# Problem requirements:
Copy out the complete listing, word for word.

# Task data:
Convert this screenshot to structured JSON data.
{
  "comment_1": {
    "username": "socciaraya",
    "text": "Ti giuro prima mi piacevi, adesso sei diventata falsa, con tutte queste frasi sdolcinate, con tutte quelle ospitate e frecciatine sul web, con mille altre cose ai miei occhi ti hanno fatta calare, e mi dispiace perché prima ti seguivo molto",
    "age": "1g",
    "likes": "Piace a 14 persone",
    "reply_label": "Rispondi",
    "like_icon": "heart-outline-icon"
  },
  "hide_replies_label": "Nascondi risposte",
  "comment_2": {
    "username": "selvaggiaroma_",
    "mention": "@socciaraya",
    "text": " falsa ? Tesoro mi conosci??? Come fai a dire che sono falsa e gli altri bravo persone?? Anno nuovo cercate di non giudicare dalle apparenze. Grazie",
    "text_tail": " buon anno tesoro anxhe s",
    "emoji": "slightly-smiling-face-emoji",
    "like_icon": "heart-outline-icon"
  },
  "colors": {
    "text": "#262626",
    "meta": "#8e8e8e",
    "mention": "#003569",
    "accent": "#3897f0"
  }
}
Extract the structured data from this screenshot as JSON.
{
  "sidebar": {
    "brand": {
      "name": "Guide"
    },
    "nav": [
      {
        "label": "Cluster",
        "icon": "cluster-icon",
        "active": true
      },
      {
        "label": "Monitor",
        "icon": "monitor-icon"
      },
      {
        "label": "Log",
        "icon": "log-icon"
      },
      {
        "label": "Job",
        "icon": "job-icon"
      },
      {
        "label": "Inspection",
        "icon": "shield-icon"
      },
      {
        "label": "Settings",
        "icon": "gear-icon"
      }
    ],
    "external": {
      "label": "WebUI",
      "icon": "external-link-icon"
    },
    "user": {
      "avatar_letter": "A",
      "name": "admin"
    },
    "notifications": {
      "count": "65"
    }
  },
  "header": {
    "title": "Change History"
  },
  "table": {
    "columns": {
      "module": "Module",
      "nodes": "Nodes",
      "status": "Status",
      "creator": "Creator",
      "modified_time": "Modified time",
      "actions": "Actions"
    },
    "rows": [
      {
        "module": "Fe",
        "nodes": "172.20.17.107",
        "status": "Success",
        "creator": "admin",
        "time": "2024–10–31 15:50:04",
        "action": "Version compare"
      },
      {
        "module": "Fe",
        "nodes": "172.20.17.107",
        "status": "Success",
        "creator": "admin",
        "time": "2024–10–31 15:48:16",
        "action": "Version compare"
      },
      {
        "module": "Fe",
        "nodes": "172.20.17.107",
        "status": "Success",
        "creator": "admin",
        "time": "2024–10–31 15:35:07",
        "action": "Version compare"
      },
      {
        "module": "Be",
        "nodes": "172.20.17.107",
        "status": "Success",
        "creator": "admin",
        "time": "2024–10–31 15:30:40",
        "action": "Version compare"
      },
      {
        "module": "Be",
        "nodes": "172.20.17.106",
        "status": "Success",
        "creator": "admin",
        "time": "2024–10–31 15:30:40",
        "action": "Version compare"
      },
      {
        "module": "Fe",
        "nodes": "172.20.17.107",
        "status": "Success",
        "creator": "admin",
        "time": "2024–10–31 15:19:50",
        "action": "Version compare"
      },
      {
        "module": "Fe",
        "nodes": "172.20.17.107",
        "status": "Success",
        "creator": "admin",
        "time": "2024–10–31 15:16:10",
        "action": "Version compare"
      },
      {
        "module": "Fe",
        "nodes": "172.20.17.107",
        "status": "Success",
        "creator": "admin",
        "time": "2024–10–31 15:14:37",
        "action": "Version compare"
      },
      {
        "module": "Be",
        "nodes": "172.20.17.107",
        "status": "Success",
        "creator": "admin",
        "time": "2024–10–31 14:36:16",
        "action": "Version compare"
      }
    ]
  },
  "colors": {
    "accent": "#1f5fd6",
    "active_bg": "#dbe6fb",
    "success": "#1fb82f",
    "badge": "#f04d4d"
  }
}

# Written response:
Convert this screenshot to structured JSON data.
{
  "comment_1": {
    "username": "socciaraya",
    "text": "Ti giuro prima mi piacevi, adesso sei diventata falsa, con tutte queste frasi sdolcinate, con tutte quelle ospitate e frecciatine sul web, con mille altre cose ai miei occhi ti hanno fatta calare, e mi dispiace perché prima ti seguivo molto",
    "age": "1g",
    "likes": "Piace a 14 persone",
    "reply_label": "Rispondi",
    "like_icon": "heart-outline-icon"
  },
  "hide_replies_label": "Nascondi risposte",
  "comment_2": {
    "username": "selvaggiaroma_",
    "mention": "@socciaraya",
    "text": " falsa ? Tesoro mi conosci??? Come fai a dire che sono falsa e gli altri bravo persone?? Anno nuovo cercate di non giudicare dalle apparenze. Grazie",
    "text_tail": " buon anno tesoro anxhe s",
    "emoji": "slightly-smiling-face-emoji",
    "like_icon": "heart-outline-icon"
  },
  "colors": {
    "text": "#262626",
    "meta": "#8e8e8e",
    "mention": "#003569",
    "accent": "#3897f0"
  }
}
Extract the structured data from this screenshot as JSON.
{
  "sidebar": {
    "brand": {
      "name": "Guide"
    },
    "nav": [
      {
        "label": "Cluster",
        "icon": "cluster-icon",
        "active": true
      },
      {
        "label": "Monitor",
        "icon": "monitor-icon"
      },
      {
        "label": "Log",
        "icon": "log-icon"
      },
      {
        "label": "Job",
        "icon": "job-icon"
      },
      {
        "label": "Inspection",
        "icon": "shield-icon"
      },
      {
        "label": "Settings",
        "icon": "gear-icon"
      }
    ],
    "external": {
      "label": "WebUI",
      "icon": "external-link-icon"
    },
    "user": {
      "avatar_letter": "A",
      "name": "admin"
    },
    "notifications": {
      "count": "65"
    }
  },
  "header": {
    "title": "Change History"
  },
  "table": {
    "columns": {
      "module": "Module",
      "nodes": "Nodes",
      "status": "Status",
      "creator": "Creator",
      "modified_time": "Modified time",
      "actions": "Actions"
    },
    "rows": [
      {
        "module": "Fe",
        "nodes": "172.20.17.107",
        "status": "Success",
        "creator": "admin",
        "time": "2024–10–31 15:50:04",
        "action": "Version compare"
      },
      {
        "module": "Fe",
        "nodes": "172.20.17.107",
        "status": "Success",
        "creator": "admin",
        "time": "2024–10–31 15:48:16",
        "action": "Version compare"
      },
      {
        "module": "Fe",
        "nodes": "172.20.17.107",
        "status": "Success",
        "creator": "admin",
        "time": "2024–10–31 15:35:07",
        "action": "Version compare"
      },
      {
        "module": "Be",
        "nodes": "172.20.17.107",
        "status": "Success",
        "creator": "admin",
        "time": "2024–10–31 15:30:40",
        "action": "Version compare"
      },
      {
        "module": "Be",
        "nodes": "172.20.17.106",
        "status": "Success",
        "creator": "admin",
        "time": "2024–10–31 15:30:40",
        "action": "Version compare"
      },
      {
        "module": "Fe",
        "nodes": "172.20.17.107",
        "status": "Success",
        "creator": "admin",
        "time": "2024–10–31 15:19:50",
        "action": "Version compare"
      },
      {
        "module": "Fe",
        "nodes": "172.20.17.107",
        "status": "Success",
        "creator": "admin",
        "time": "2024–10–31 15:16:10",
        "action": "Version compare"
      },
      {
        "module": "Fe",
        "nodes": "172.20.17.107",
        "status": "Success",
        "creator": "admin",
        "time": "2024–10–31 15:14:37",
        "action": "Version compare"
      },
      {
        "module": "Be",
        "nodes": "172.20.17.107",
        "status": "Success",
        "creator": "admin",
        "time": "2024–10–31 14:36:16",
        "action": "Version compare"
      }
    ]
  },
  "colors": {
    "accent": "#1f5fd6",
    "active_bg": "#dbe6fb",
    "success": "#1fb82f",
    "badge": "#f04d4d"
  }
}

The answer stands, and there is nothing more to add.